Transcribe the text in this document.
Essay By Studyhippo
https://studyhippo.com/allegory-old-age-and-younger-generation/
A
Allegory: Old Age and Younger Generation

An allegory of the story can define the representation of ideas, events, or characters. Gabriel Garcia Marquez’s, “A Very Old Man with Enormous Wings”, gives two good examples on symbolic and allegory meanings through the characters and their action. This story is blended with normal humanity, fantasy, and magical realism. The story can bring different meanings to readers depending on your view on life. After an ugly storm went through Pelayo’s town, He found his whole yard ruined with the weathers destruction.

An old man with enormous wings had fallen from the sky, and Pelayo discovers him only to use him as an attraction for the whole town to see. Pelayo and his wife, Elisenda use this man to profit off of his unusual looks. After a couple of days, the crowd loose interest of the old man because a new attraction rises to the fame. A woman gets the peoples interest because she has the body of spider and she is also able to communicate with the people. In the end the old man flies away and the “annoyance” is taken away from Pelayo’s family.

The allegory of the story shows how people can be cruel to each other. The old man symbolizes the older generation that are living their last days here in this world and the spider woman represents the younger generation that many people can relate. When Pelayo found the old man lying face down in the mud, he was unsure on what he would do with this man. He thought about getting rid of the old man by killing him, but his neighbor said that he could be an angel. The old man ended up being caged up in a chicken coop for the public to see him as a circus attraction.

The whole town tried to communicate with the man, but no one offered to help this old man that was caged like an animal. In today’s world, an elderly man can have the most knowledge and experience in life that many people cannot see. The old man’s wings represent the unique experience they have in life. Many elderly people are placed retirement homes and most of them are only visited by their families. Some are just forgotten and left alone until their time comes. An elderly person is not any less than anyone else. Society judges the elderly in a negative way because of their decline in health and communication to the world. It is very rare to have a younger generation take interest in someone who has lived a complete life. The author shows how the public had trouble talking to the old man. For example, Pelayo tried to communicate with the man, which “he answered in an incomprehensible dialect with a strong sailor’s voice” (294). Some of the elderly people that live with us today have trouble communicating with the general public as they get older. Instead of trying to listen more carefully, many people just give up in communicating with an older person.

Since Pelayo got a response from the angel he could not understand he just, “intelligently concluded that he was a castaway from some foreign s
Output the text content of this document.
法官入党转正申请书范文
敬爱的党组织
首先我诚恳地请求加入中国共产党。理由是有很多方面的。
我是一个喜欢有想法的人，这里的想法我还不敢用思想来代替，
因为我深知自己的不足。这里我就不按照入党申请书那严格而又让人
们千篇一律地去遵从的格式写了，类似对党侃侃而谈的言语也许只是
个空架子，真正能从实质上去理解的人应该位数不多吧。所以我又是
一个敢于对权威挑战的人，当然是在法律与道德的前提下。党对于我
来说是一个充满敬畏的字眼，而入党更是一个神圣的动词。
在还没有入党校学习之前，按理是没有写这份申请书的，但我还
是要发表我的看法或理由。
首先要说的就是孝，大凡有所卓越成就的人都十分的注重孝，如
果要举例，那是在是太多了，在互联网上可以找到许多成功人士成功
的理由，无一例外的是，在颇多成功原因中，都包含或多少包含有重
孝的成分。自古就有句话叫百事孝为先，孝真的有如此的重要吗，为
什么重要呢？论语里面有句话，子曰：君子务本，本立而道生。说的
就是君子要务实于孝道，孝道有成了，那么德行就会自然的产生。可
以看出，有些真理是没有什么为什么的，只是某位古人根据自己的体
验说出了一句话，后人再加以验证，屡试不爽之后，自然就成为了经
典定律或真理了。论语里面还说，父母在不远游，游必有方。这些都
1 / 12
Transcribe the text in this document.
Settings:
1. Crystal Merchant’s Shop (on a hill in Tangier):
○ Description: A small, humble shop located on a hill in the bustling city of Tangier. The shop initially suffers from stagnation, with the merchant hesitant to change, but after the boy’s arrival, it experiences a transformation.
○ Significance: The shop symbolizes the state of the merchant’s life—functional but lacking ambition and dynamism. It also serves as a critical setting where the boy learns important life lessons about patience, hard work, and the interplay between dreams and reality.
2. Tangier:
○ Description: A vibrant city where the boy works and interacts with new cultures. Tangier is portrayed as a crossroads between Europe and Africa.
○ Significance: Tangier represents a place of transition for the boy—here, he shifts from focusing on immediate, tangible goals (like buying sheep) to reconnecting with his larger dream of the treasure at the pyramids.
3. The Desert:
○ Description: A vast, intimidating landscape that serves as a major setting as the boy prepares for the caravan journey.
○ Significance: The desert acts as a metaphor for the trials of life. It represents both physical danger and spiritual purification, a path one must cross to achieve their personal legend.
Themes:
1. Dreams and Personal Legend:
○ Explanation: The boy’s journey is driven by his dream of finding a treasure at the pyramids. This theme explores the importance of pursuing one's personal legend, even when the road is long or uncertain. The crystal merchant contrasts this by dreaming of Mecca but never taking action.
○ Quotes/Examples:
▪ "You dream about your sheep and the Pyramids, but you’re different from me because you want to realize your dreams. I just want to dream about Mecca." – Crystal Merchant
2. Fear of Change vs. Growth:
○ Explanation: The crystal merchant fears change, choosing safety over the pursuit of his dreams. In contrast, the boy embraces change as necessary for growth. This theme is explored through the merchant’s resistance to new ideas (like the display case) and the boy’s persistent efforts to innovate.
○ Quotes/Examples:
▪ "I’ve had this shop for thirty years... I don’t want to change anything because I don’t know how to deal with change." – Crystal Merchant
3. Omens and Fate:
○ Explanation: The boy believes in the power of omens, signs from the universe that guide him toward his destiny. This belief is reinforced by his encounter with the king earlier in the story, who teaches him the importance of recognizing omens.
+-------+
→ **GIVEN EXERCISE**: Write each line above out exactly.

→ **FULL RESPONSE**:
Transcribe the text in this document.
Essay By Studyhippo
https://studyhippo.com/allegory-old-age-and-younger-generation/
A
Allegory: Old Age and Younger Generation

An allegory of the story can define the representation of ideas, events, or characters. Gabriel Garcia Marquez’s, “A Very Old Man with Enormous Wings”, gives two good examples on symbolic and allegory meanings through the characters and their action. This story is blended with normal humanity, fantasy, and magical realism. The story can bring different meanings to readers depending on your view on life. After an ugly storm went through Pelayo’s town, He found his whole yard ruined with the weathers destruction.

An old man with enormous wings had fallen from the sky, and Pelayo discovers him only to use him as an attraction for the whole town to see. Pelayo and his wife, Elisenda use this man to profit off of his unusual looks. After a couple of days, the crowd loose interest of the old man because a new attraction rises to the fame. A woman gets the peoples interest because she has the body of spider and she is also able to communicate with the people. In the end the old man flies away and the “annoyance” is taken away from Pelayo’s family.

The allegory of the story shows how people can be cruel to each other. The old man symbolizes the older generation that are living their last days here in this world and the spider woman represents the younger generation that many people can relate. When Pelayo found the old man lying face down in the mud, he was unsure on what he would do with this man. He thought about getting rid of the old man by killing him, but his neighbor said that he could be an angel. The old man ended up being caged up in a chicken coop for the public to see him as a circus attraction.

The whole town tried to communicate with the man, but no one offered to help this old man that was caged like an animal. In today’s world, an elderly man can have the most knowledge and experience in life that many people cannot see. The old man’s wings represent the unique experience they have in life. Many elderly people are placed retirement homes and most of them are only visited by their families. Some are just forgotten and left alone until their time comes. An elderly person is not any less than anyone else. Society judges the elderly in a negative way because of their decline in health and communication to the world. It is very rare to have a younger generation take interest in someone who has lived a complete life. The author shows how the public had trouble talking to the old man. For example, Pelayo tried to communicate with the man, which “he answered in an incomprehensible dialect with a strong sailor’s voice” (294). Some of the elderly people that live with us today have trouble communicating with the general public as they get older. Instead of trying to listen more carefully, many people just give up in communicating with an older person.

Since Pelayo got a response from the angel he could not understand he just, “intelligently concluded that he was a castaway from some foreign s
Output the text content of this document.
法官入党转正申请书范文
敬爱的党组织
首先我诚恳地请求加入中国共产党。理由是有很多方面的。
我是一个喜欢有想法的人，这里的想法我还不敢用思想来代替，
因为我深知自己的不足。这里我就不按照入党申请书那严格而又让人
们千篇一律地去遵从的格式写了，类似对党侃侃而谈的言语也许只是
个空架子，真正能从实质上去理解的人应该位数不多吧。所以我又是
一个敢于对权威挑战的人，当然是在法律与道德的前提下。党对于我
来说是一个充满敬畏的字眼，而入党更是一个神圣的动词。
在还没有入党校学习之前，按理是没有写这份申请书的，但我还
是要发表我的看法或理由。
首先要说的就是孝，大凡有所卓越成就的人都十分的注重孝，如
果要举例，那是在是太多了，在互联网上可以找到许多成功人士成功
的理由，无一例外的是，在颇多成功原因中，都包含或多少包含有重
孝的成分。自古就有句话叫百事孝为先，孝真的有如此的重要吗，为
什么重要呢？论语里面有句话，子曰：君子务本，本立而道生。说的
就是君子要务实于孝道，孝道有成了，那么德行就会自然的产生。可
以看出，有些真理是没有什么为什么的，只是某位古人根据自己的体
验说出了一句话，后人再加以验证，屡试不爽之后，自然就成为了经
典定律或真理了。论语里面还说，父母在不远游，游必有方。这些都
1 / 12
Transcribe the text in this document.
Settings:
1. Crystal Merchant’s Shop (on a hill in Tangier):
○ Description: A small, humble shop located on a hill in the bustling city of Tangier. The shop initially suffers from stagnation, with the merchant hesitant to change, but after the boy’s arrival, it experiences a transformation.
○ Significance: The shop symbolizes the state of the merchant’s life—functional but lacking ambition and dynamism. It also serves as a critical setting where the boy learns important life lessons about patience, hard work, and the interplay between dreams and reality.
2. Tangier:
○ Description: A vibrant city where the boy works and interacts with new cultures. Tangier is portrayed as a crossroads between Europe and Africa.
○ Significance: Tangier represents a place of transition for the boy—here, he shifts from focusing on immediate, tangible goals (like buying sheep) to reconnecting with his larger dream of the treasure at the pyramids.
3. The Desert:
○ Description: A vast, intimidating landscape that serves as a major setting as the boy prepares for the caravan journey.
○ Significance: The desert acts as a metaphor for the trials of life. It represents both physical danger and spiritual purification, a path one must cross to achieve their personal legend.
Themes:
1. Dreams and Personal Legend:
○ Explanation: The boy’s journey is driven by his dream of finding a treasure at the pyramids. This theme explores the importance of pursuing one's personal legend, even when the road is long or uncertain. The crystal merchant contrasts this by dreaming of Mecca but never taking action.
○ Quotes/Examples:
▪ "You dream about your sheep and the Pyramids, but you’re different from me because you want to realize your dreams. I just want to dream about Mecca." – Crystal Merchant
2. Fear of Change vs. Growth:
○ Explanation: The crystal merchant fears change, choosing safety over the pursuit of his dreams. In contrast, the boy embraces change as necessary for growth. This theme is explored through the merchant’s resistance to new ideas (like the display case) and the boy’s persistent efforts to innovate.
○ Quotes/Examples:
▪ "I’ve had this shop for thirty years... I don’t want to change anything because I don’t know how to deal with change." – Crystal Merchant
3. Omens and Fate:
○ Explanation: The boy believes in the power of omens, signs from the universe that guide him toward his destiny. This belief is reinforced by his encounter with the king earlier in the story, who teaches him the importance of recognizing omens.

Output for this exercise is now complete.